**EXERCISE**. Repeat the records below verbatim and include no pictures.

**DATASET**.
══════

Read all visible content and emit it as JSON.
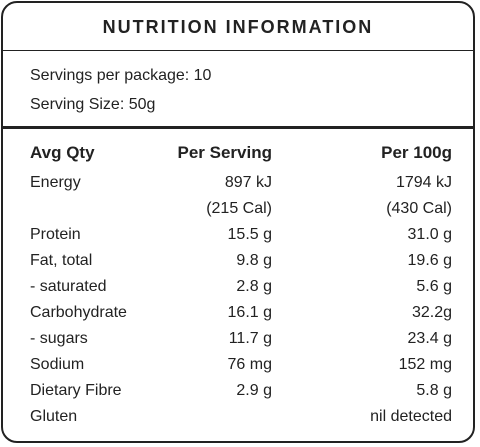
{
  "title": "NUTRITION INFORMATION",
  "servings_per_package": "Servings per package: 10",
  "serving_size": "Serving Size: 50g",
  "headers": {
    "qty": "Avg Qty",
    "per_serving": "Per Serving",
    "per_100g": "Per 100g"
  },
  "rows": [
    {
      "label": "Energy",
      "per_serving": "897 kJ",
      "per_100g": "1794 kJ"
    },
    {
      "label": "",
      "per_serving": "(215 Cal)",
      "per_100g": "(430 Cal)"
    },
    {
      "label": "Protein",
      "per_serving": "15.5 g",
      "per_100g": "31.0 g"
    },
    {
      "label": "Fat, total",
      "per_serving": "9.8 g",
      "per_100g": "19.6 g"
    },
    {
      "label": "- saturated",
      "per_serving": "2.8 g",
      "per_100g": "5.6 g"
    },
    {
      "label": "Carbohydrate",
      "per_serving": "16.1 g",
      "per_100g": "32.2g"
    },
    {
      "label": "- sugars",
      "per_serving": "11.7 g",
      "per_100g": "23.4 g"
    },
    {
      "label": "Sodium",
      "per_serving": "76 mg",
      "per_100g": "152 mg"
    },
    {
      "label": "Dietary Fibre",
      "per_serving": "2.9 g",
      "per_100g": "5.8 g"
    },
    {
      "label": "Gluten",
      "per_serving": "",
      "per_100g": "nil detected"
    }
  ]
}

══════

**REPLY**.
Read all visible content and emit it as JSON.
{
  "title": "NUTRITION INFORMATION",
  "servings_per_package": "Servings per package: 10",
  "serving_size": "Serving Size: 50g",
  "headers": {
    "qty": "Avg Qty",
    "per_serving": "Per Serving",
    "per_100g": "Per 100g"
  },
  "rows": [
    {
      "label": "Energy",
      "per_serving": "897 kJ",
      "per_100g": "1794 kJ"
    },
    {
      "label": "",
      "per_serving": "(215 Cal)",
      "per_100g": "(430 Cal)"
    },
    {
      "label": "Protein",
      "per_serving": "15.5 g",
      "per_100g": "31.0 g"
    },
    {
      "label": "Fat, total",
      "per_serving": "9.8 g",
      "per_100g": "19.6 g"
    },
    {
      "label": "- saturated",
      "per_serving": "2.8 g",
      "per_100g": "5.6 g"
    },
    {
      "label": "Carbohydrate",
      "per_serving": "16.1 g",
      "per_100g": "32.2g"
    },
    {
      "label": "- sugars",
      "per_serving": "11.7 g",
      "per_100g": "23.4 g"
    },
    {
      "label": "Sodium",
      "per_serving": "76 mg",
      "per_100g": "152 mg"
    },
    {
      "label": "Dietary Fibre",
      "per_serving": "2.9 g",
      "per_100g": "5.8 g"
    },
    {
      "label": "Gluten",
      "per_serving": "",
      "per_100g": "nil detected"
    }
  ]
}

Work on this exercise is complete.